[Dataset entries]

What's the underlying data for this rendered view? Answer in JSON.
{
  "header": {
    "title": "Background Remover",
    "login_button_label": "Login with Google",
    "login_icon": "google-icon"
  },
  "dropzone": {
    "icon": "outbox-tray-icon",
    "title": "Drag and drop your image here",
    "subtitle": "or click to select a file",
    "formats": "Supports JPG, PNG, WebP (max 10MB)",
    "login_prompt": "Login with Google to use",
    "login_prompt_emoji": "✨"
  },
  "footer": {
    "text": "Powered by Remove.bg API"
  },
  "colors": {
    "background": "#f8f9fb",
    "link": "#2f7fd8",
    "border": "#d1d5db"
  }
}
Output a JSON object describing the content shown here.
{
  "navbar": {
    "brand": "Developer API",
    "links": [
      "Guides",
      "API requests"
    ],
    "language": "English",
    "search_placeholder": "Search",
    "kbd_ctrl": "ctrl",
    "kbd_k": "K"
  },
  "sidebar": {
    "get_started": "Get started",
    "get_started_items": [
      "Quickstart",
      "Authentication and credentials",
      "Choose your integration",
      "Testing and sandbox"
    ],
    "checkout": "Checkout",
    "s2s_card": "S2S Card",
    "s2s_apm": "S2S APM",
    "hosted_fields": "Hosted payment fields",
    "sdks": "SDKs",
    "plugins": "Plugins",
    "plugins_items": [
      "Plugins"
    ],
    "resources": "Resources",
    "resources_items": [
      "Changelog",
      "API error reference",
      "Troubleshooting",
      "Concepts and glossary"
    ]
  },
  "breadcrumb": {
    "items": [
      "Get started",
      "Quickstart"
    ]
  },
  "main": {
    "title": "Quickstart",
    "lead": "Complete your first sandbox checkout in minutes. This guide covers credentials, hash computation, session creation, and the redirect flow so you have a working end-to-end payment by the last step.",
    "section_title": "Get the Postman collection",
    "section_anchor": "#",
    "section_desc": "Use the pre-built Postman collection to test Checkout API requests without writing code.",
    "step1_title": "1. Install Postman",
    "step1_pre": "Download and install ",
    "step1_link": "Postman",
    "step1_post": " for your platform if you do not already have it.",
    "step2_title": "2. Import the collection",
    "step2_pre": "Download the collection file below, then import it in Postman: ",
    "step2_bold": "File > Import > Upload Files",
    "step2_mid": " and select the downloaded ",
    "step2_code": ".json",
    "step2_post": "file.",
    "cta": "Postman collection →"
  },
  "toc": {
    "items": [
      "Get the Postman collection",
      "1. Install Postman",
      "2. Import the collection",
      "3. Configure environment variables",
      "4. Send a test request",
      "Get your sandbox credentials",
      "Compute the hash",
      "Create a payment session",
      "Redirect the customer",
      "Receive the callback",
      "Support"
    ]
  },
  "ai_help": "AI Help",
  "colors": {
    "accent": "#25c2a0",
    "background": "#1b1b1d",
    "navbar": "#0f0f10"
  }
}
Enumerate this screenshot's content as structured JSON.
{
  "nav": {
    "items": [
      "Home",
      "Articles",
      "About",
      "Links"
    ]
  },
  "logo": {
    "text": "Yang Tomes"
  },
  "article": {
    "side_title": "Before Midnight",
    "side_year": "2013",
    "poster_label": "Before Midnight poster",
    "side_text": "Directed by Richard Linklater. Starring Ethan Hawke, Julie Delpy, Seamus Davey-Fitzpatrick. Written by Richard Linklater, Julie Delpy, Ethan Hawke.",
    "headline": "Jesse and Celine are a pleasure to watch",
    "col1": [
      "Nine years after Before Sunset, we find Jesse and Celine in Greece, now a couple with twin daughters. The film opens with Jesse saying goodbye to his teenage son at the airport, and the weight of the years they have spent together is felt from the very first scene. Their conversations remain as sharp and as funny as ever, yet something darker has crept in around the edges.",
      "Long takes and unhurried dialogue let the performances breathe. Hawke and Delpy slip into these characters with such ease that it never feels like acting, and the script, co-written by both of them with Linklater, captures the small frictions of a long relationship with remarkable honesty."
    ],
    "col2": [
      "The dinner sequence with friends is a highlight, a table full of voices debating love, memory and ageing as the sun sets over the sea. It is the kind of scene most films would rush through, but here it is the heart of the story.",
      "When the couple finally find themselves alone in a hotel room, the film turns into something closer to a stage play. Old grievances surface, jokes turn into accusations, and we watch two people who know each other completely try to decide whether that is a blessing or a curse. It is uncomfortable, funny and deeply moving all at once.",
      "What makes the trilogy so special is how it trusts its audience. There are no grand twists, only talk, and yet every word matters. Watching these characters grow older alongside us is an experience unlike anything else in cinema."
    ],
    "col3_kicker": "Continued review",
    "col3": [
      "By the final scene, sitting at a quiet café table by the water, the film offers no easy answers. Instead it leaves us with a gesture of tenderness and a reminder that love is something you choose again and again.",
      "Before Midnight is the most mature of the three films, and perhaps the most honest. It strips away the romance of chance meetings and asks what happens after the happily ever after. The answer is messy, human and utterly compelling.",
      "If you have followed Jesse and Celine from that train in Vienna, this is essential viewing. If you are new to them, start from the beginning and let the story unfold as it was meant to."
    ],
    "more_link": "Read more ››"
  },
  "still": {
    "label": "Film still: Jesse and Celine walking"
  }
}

▶ [Do this]:
Transcribe the material exactly as it reads.

▶ [Answer to this problem]:
What's the underlying data for this rendered view? Answer in JSON.
{
  "header": {
    "title": "Background Remover",
    "login_button_label": "Login with Google",
    "login_icon": "google-icon"
  },
  "dropzone": {
    "icon": "outbox-tray-icon",
    "title": "Drag and drop your image here",
    "subtitle": "or click to select a file",
    "formats": "Supports JPG, PNG, WebP (max 10MB)",
    "login_prompt": "Login with Google to use",
    "login_prompt_emoji": "✨"
  },
  "footer": {
    "text": "Powered by Remove.bg API"
  },
  "colors": {
    "background": "#f8f9fb",
    "link": "#2f7fd8",
    "border": "#d1d5db"
  }
}
Output a JSON object describing the content shown here.
{
  "navbar": {
    "brand": "Developer API",
    "links": [
      "Guides",
      "API requests"
    ],
    "language": "English",
    "search_placeholder": "Search",
    "kbd_ctrl": "ctrl",
    "kbd_k": "K"
  },
  "sidebar": {
    "get_started": "Get started",
    "get_started_items": [
      "Quickstart",
      "Authentication and credentials",
      "Choose your integration",
      "Testing and sandbox"
    ],
    "checkout": "Checkout",
    "s2s_card": "S2S Card",
    "s2s_apm": "S2S APM",
    "hosted_fields": "Hosted payment fields",
    "sdks": "SDKs",
    "plugins": "Plugins",
    "plugins_items": [
      "Plugins"
    ],
    "resources": "Resources",
    "resources_items": [
      "Changelog",
      "API error reference",
      "Troubleshooting",
      "Concepts and glossary"
    ]
  },
  "breadcrumb": {
    "items": [
      "Get started",
      "Quickstart"
    ]
  },
  "main": {
    "title": "Quickstart",
    "lead": "Complete your first sandbox checkout in minutes. This guide covers credentials, hash computation, session creation, and the redirect flow so you have a working end-to-end payment by the last step.",
    "section_title": "Get the Postman collection",
    "section_anchor": "#",
    "section_desc": "Use the pre-built Postman collection to test Checkout API requests without writing code.",
    "step1_title": "1. Install Postman",
    "step1_pre": "Download and install ",
    "step1_link": "Postman",
    "step1_post": " for your platform if you do not already have it.",
    "step2_title": "2. Import the collection",
    "step2_pre": "Download the collection file below, then import it in Postman: ",
    "step2_bold": "File > Import > Upload Files",
    "step2_mid": " and select the downloaded ",
    "step2_code": ".json",
    "step2_post": "file.",
    "cta": "Postman collection →"
  },
  "toc": {
    "items": [
      "Get the Postman collection",
      "1. Install Postman",
      "2. Import the collection",
      "3. Configure environment variables",
      "4. Send a test request",
      "Get your sandbox credentials",
      "Compute the hash",
      "Create a payment session",
      "Redirect the customer",
      "Receive the callback",
      "Support"
    ]
  },
  "ai_help": "AI Help",
  "colors": {
    "accent": "#25c2a0",
    "background": "#1b1b1d",
    "navbar": "#0f0f10"
  }
}
Enumerate this screenshot's content as structured JSON.
{
  "nav": {
    "items": [
      "Home",
      "Articles",
      "About",
      "Links"
    ]
  },
  "logo": {
    "text": "Yang Tomes"
  },
  "article": {
    "side_title": "Before Midnight",
    "side_year": "2013",
    "poster_label": "Before Midnight poster",
    "side_text": "Directed by Richard Linklater. Starring Ethan Hawke, Julie Delpy, Seamus Davey-Fitzpatrick. Written by Richard Linklater, Julie Delpy, Ethan Hawke.",
    "headline": "Jesse and Celine are a pleasure to watch",
    "col1": [
      "Nine years after Before Sunset, we find Jesse and Celine in Greece, now a couple with twin daughters. The film opens with Jesse saying goodbye to his teenage son at the airport, and the weight of the years they have spent together is felt from the very first scene. Their conversations remain as sharp and as funny as ever, yet something darker has crept in around the edges.",
      "Long takes and unhurried dialogue let the performances breathe. Hawke and Delpy slip into these characters with such ease that it never feels like acting, and the script, co-written by both of them with Linklater, captures the small frictions of a long relationship with remarkable honesty."
    ],
    "col2": [
      "The dinner sequence with friends is a highlight, a table full of voices debating love, memory and ageing as the sun sets over the sea. It is the kind of scene most films would rush through, but here it is the heart of the story.",
      "When the couple finally find themselves alone in a hotel room, the film turns into something closer to a stage play. Old grievances surface, jokes turn into accusations, and we watch two people who know each other completely try to decide whether that is a blessing or a curse. It is uncomfortable, funny and deeply moving all at once.",
      "What makes the trilogy so special is how it trusts its audience. There are no grand twists, only talk, and yet every word matters. Watching these characters grow older alongside us is an experience unlike anything else in cinema."
    ],
    "col3_kicker": "Continued review",
    "col3": [
      "By the final scene, sitting at a quiet café table by the water, the film offers no easy answers. Instead it leaves us with a gesture of tenderness and a reminder that love is something you choose again and again.",
      "Before Midnight is the most mature of the three films, and perhaps the most honest. It strips away the romance of chance meetings and asks what happens after the happily ever after. The answer is messy, human and utterly compelling.",
      "If you have followed Jesse and Celine from that train in Vienna, this is essential viewing. If you are new to them, start from the beginning and let the story unfold as it was meant to."
    ],
    "more_link": "Read more ››"
  },
  "still": {
    "label": "Film still: Jesse and Celine walking"
  }
}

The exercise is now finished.